GIVEN PROBLEM.
Copy every line from the data below in which the string "text" can be found.

— Begin DATA FOR PROCESSING —

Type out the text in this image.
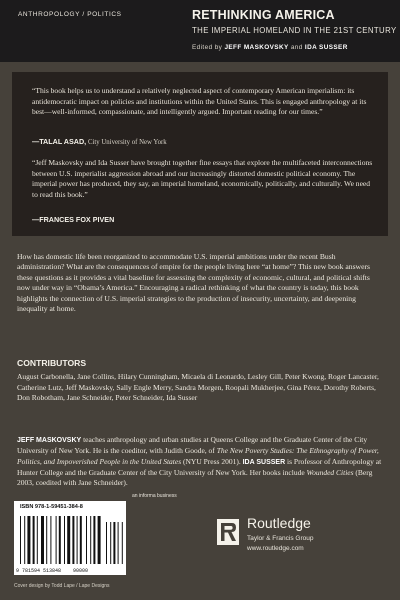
ANTHROPOLOGY / POLITICS	RETHINKING AMERICA
THE IMPERIAL HOMELAND IN THE 21ST CENTURY
Edited by JEFF MASKOVSKY and IDA SUSSER

“This book helps us to understand a relatively neglected aspect of contemporary American imperialism: its antidemocratic impact on policies and institutions within the United States. This is engaged anthropology at its best—well-informed, compassionate, and intelligently argued. Important reading for our times.”

—TALAL ASAD, City University of New York

“Jeff Maskovsky and Ida Susser have brought together fine essays that explore the multifaceted interconnections between U.S. imperialist aggression abroad and our increasingly distorted domestic political economy. The imperial power has produced, they say, an imperial homeland, economically, politically, and culturally. We need to read this book.”

—FRANCES FOX PIVEN

How has domestic life been reorganized to accommodate U.S. imperial ambitions under the recent Bush administration? What are the consequences of empire for the people living here “at home”? This new book answers these questions as it provides a vital baseline for assessing the complexity of economic, cultural, and political shifts now under way in “Obama’s America.” Encouraging a radical rethinking of what the country is today, this book highlights the connection of U.S. imperial strategies to the production of insecurity, uncertainty, and deepening inequality at home.

CONTRIBUTORS

August Carbonella, Jane Collins, Hilary Cunningham, Micaela di Leonardo, Lesley Gill, Peter Kwong, Roger Lancaster, Catherine Lutz, Jeff Maskovsky, Sally Engle Merry, Sandra Morgen, Roopali Mukherjee, Gina Pérez, Dorothy Roberts, Don Robotham, Jane Schneider, Peter Schneider, Ida Susser

JEFF MASKOVSKY teaches anthropology and urban studies at Queens College and the Graduate Center of the City University of New York. He is the coeditor, with Judith Goode, of The New Poverty Studies: The Ethnography of Power, Politics, and Impoverished People in the United States (NYU Press 2001). IDA SUSSER is Professor of Anthropology at Hunter College and the Graduate Center of the City University of New York. Her books include Wounded Cities (Berg 2003, coedited with Jane Schneider).

an informa business
ISBN 978-1-59451-384-8
9 781594 513848 90000
Routledge
Taylor & Francis Group
www.routledge.com
Cover design by Todd Lape / Lape Designs
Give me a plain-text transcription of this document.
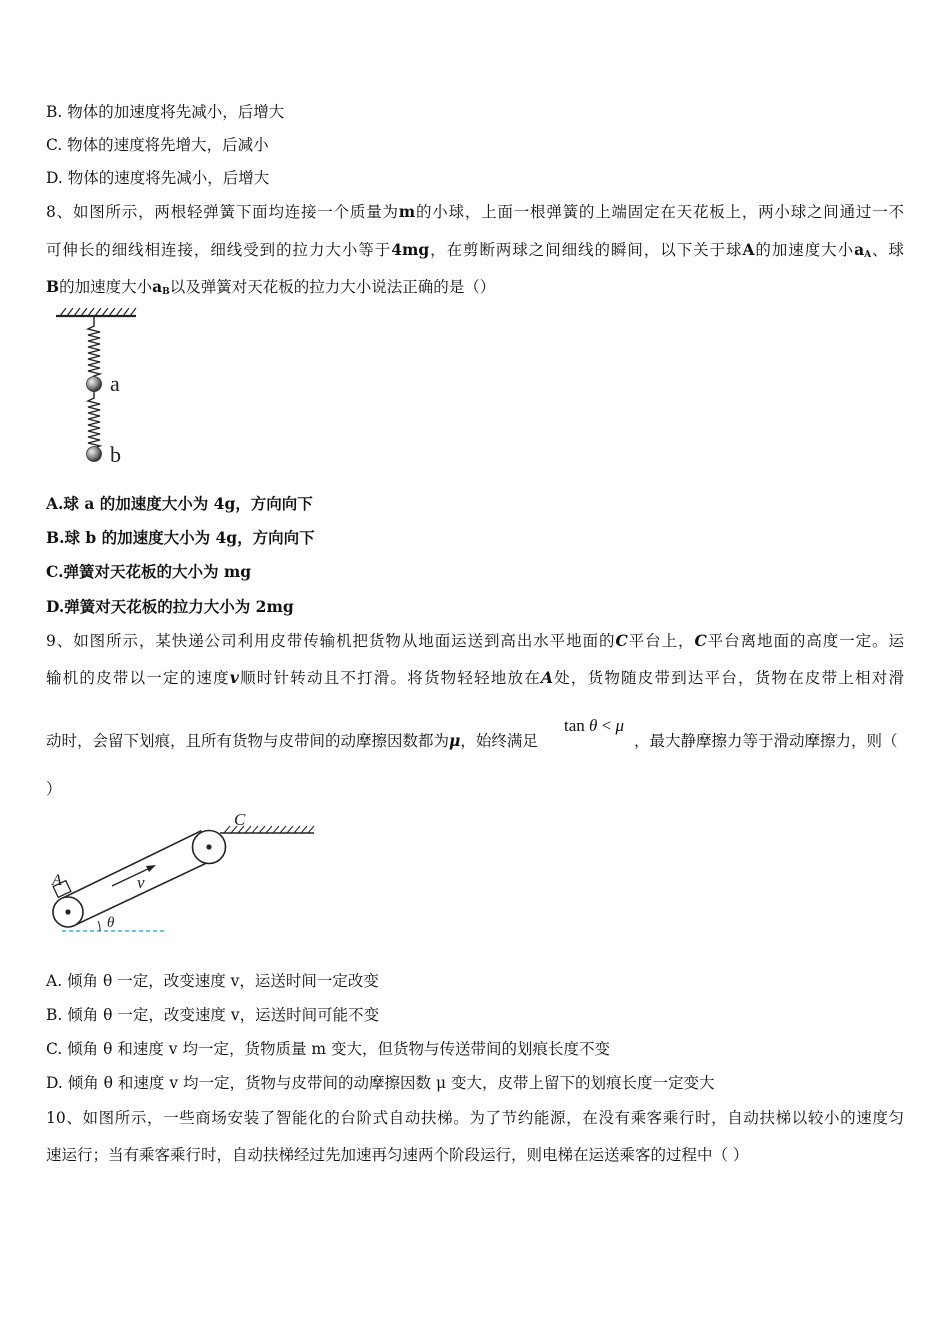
B. 物体的加速度将先减小，后增大
C. 物体的速度将先增大，后减小
D. 物体的速度将先减小，后增大
8、如图所示，两根轻弹簧下面均连接一个质量为m的小球，上面一根弹簧的上端固定在天花板上，两小球之间通过一不
可伸长的细线相连接，细线受到的拉力大小等于4mg，在剪断两球之间细线的瞬间，以下关于球A的加速度大小$a_A$、球
B的加速度大小$a_B$以及弹簧对天花板的拉力大小说法正确的是（）
a
b
A.球 a 的加速度大小为 4g，方向向下
B.球 b 的加速度大小为 4g，方向向下
C.弹簧对天花板的大小为 mg
D.弹簧对天花板的拉力大小为 2mg
9、如图所示，某快递公司利用皮带传输机把货物从地面运送到高出水平地面的C平台上，C平台离地面的高度一定。运
输机的皮带以一定的速度v顺时针转动且不打滑。将货物轻轻地放在A处，货物随皮带到达平台，货物在皮带上相对滑
动时，会留下划痕，且所有货物与皮带间的动摩擦因数都为μ，始终满足
tan θ < μ
，最大静摩擦力等于滑动摩擦力，则（
）
C
A	v
θ
A. 倾角 θ 一定，改变速度 v，运送时间一定改变
B. 倾角 θ 一定，改变速度 v，运送时间可能不变
C. 倾角 θ 和速度 v 均一定，货物质量 m 变大，但货物与传送带间的划痕长度不变
D. 倾角 θ 和速度 v 均一定，货物与皮带间的动摩擦因数 μ 变大，皮带上留下的划痕长度一定变大
10、如图所示，一些商场安装了智能化的台阶式自动扶梯。为了节约能源，在没有乘客乘行时，自动扶梯以较小的速度匀
速运行；当有乘客乘行时，自动扶梯经过先加速再匀速两个阶段运行，则电梯在运送乘客的过程中（ ）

— End DATA FOR PROCESSING —

RESPONSE.
Type out the text in this image.
Give me a plain-text transcription of this document.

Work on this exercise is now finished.